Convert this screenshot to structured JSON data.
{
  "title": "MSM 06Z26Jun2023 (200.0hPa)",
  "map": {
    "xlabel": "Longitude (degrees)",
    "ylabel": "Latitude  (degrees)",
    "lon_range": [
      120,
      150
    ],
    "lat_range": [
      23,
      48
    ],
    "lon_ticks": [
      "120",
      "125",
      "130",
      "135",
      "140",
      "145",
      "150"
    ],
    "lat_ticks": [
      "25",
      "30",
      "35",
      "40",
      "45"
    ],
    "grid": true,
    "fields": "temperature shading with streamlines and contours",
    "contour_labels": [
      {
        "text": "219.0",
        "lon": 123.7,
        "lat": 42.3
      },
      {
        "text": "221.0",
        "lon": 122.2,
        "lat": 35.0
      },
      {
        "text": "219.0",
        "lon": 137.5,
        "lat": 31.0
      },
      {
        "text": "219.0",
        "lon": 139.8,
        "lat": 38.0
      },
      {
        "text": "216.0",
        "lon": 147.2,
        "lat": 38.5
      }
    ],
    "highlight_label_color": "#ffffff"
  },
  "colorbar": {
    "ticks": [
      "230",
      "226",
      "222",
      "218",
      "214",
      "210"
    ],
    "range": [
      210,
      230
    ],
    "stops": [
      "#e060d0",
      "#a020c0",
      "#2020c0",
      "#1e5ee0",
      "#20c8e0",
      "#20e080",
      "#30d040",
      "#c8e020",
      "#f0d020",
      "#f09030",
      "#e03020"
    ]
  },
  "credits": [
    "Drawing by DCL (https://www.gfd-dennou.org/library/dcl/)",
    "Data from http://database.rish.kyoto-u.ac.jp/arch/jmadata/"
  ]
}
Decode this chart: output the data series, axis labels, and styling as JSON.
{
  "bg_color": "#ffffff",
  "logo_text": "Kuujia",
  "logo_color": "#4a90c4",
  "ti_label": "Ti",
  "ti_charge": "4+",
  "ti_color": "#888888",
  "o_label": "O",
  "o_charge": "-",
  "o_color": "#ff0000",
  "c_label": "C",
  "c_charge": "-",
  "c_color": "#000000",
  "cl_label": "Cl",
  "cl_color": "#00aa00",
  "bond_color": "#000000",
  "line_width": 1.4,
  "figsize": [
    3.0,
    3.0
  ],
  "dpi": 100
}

- - - - - - -

§ **PROBLEM STATEMENT**:
Output exactly the lines above, from the one holding "Decode this chart: output" through the end of the data, including the first and last.

§ **RESPONSE**:
Decode this chart: output the data series, axis labels, and styling as JSON.
{
  "bg_color": "#ffffff",
  "logo_text": "Kuujia",
  "logo_color": "#4a90c4",
  "ti_label": "Ti",
  "ti_charge": "4+",
  "ti_color": "#888888",
  "o_label": "O",
  "o_charge": "-",
  "o_color": "#ff0000",
  "c_label": "C",
  "c_charge": "-",
  "c_color": "#000000",
  "cl_label": "Cl",
  "cl_color": "#00aa00",
  "bond_color": "#000000",
  "line_width": 1.4,
  "figsize": [
    3.0,
    3.0
  ],
  "dpi": 100
}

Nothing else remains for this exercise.